Stated goal a -> In the Internet Explorer 8 excerpt below, write out the passage that begins with "As useful as Accelerators" and continues through "the Alt button.".

Excerpt ->
____________
Internet Explorer 8 also includes two features designed to deliver information and services from Web pages directly into the browser, without you having to go out and visit those pages -- Accelerators and Web Slices. The more useful of these features, Accelerators, is something like a mini-mashup that delivers information from another Web site, such as map information, directly to your current browser page.

So, for example, when you are on a Web page that has a street address on it, you can highlight the address, and then choose one of the map accelerators -- from, say, Google Maps or Microsoft Live Search -- and you will see a map of the address displayed in either a flyaway pop-up or another tab, depending on how the specific accelerator works. You can interact with the map on the pop-up in the same way as you would if you were on the provider's site.

Web Slices deliver changing information from another site into your browser -- for example, the progress of an eBay auction. They live in your address bar. Click them, and you'll see a portion of the other Web page -- the "slice" -- with the information that has changed.

As useful as Accelerators and Web Slices are, there is a significant problem with them -- there simply aren't very many available, aside from some written by Microsoft itself. So as useful as they are in theory, in practice they're not of much use.

That brings up what is probably Internet Explorer 8's biggest shortcoming -- compared to Firefox, which can be tricked out and pumped up by thousands of add-ons, there are very few add-ons written for IE.

Interface and extras

Internet Explorer 8's interface is simple and straightforward, although because there are no apparent menus, it can take some getting used to. The Page, Safety and Tools icons on the top right of the screen allow you to customize how the browser works, and icons give you access to the RSS reader and to Favorites. For those who miss menus, you can display them by pressing the Alt button.

Tab handling is excellent. A small but noteworthy feature is that, when you open a tab from an existing page -- for example, by clicking a link on it and opening that link in a new tab -- the new tab opens just to the right of the originating one, and both tabs are given the same color. This groups and color-codes related tabs for easy perusal. You can also easily move and rearrange tabs, reopen closed tabs and so on.
____________
Annotated element entries

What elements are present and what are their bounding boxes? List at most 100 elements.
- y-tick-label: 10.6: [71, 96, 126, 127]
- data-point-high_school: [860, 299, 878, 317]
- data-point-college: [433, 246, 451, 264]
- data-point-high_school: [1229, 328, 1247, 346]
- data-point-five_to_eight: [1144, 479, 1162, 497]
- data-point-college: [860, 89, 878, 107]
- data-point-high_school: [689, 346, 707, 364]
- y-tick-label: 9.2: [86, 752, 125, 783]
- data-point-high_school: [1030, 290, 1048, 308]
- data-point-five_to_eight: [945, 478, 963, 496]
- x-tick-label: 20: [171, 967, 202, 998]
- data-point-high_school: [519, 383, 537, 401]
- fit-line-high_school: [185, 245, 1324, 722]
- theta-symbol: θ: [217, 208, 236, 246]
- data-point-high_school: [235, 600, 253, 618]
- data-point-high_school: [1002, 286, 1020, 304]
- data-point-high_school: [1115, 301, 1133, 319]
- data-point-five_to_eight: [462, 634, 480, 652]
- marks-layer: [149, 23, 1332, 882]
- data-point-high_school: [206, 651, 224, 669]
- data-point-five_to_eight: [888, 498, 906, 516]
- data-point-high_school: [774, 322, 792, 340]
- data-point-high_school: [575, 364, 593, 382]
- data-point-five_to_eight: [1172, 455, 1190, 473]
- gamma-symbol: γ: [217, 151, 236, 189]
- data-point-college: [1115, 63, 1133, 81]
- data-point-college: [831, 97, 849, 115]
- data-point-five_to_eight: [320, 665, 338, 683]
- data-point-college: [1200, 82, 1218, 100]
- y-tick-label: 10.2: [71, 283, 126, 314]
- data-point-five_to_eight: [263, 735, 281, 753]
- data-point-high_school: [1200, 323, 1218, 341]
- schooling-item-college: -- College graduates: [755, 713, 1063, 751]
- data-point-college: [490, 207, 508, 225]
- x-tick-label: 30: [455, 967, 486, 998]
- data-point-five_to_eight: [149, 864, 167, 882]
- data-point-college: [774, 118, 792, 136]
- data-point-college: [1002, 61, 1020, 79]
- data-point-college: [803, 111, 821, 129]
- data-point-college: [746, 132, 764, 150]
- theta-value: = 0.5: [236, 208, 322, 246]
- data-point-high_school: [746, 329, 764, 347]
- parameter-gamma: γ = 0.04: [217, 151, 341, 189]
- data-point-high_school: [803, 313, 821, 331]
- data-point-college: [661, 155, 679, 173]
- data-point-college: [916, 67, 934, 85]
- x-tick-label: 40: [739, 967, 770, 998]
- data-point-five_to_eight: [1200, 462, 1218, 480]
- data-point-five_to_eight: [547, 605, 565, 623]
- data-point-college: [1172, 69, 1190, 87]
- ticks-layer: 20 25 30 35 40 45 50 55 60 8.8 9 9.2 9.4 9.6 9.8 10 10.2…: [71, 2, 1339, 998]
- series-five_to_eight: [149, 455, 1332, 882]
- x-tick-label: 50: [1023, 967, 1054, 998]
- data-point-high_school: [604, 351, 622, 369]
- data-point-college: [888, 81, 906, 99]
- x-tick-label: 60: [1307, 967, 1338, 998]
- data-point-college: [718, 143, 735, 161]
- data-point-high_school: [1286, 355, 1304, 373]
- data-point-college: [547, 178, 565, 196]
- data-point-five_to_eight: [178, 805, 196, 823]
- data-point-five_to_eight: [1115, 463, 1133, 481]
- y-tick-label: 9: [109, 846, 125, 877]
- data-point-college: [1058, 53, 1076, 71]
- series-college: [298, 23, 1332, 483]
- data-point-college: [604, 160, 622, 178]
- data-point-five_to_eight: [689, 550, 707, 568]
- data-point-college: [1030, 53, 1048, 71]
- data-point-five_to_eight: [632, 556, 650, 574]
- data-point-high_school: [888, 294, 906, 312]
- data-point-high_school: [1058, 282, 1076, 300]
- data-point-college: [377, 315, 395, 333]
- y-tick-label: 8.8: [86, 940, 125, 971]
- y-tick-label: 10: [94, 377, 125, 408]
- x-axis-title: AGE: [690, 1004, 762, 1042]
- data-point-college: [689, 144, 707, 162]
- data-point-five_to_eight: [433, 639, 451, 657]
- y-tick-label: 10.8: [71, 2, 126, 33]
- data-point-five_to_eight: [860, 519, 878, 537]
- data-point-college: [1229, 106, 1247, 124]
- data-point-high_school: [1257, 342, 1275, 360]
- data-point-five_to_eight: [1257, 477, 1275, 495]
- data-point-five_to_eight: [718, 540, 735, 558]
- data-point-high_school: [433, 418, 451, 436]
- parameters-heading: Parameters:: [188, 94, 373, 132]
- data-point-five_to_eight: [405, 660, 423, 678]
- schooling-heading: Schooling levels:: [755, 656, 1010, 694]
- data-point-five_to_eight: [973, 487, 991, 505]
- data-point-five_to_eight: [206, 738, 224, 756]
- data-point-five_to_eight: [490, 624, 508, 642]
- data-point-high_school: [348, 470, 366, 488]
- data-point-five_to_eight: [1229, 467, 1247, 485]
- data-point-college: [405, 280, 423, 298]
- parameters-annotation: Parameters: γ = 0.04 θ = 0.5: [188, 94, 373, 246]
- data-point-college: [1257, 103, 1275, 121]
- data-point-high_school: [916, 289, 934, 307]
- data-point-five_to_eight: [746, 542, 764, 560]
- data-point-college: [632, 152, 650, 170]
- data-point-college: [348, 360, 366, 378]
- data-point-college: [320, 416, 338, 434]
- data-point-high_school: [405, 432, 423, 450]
____________
Stated goal b -> Format the lines of the records above as a JSON list of strings, one string per line and no blank lines. Start at the first line of the records and go through the line containing "- data-point-high_school: [689, 346, 707, 364]".

Worked solution a ->
As useful as Accelerators and Web Slices are, there is a significant problem with them -- there simply aren't very many available, aside from some written by Microsoft itself. So as useful as they are in theory, in practice they're not of much use.

That brings up what is probably Internet Explorer 8's biggest shortcoming -- compared to Firefox, which can be tricked out and pumped up by thousands of add-ons, there are very few add-ons written for IE.

Interface and extras

Internet Explorer 8's interface is simple and straightforward, although because there are no apparent menus, it can take some getting used to. The Page, Safety and Tools icons on the top right of the screen allow you to customize how the browser works, and icons give you access to the RSS reader and to Favorites. For those who miss menus, you can display them by pressing the Alt button.

Worked solution b ->
[
  "What elements are present and what are their bounding boxes? List at most 100 elements.",
  "- y-tick-label: 10.6: [71, 96, 126, 127]",
  "- data-point-high_school: [860, 299, 878, 317]",
  "- data-point-college: [433, 246, 451, 264]",
  "- data-point-high_school: [1229, 328, 1247, 346]",
  "- data-point-five_to_eight: [1144, 479, 1162, 497]",
  "- data-point-college: [860, 89, 878, 107]",
  "- data-point-high_school: [689, 346, 707, 364]"
]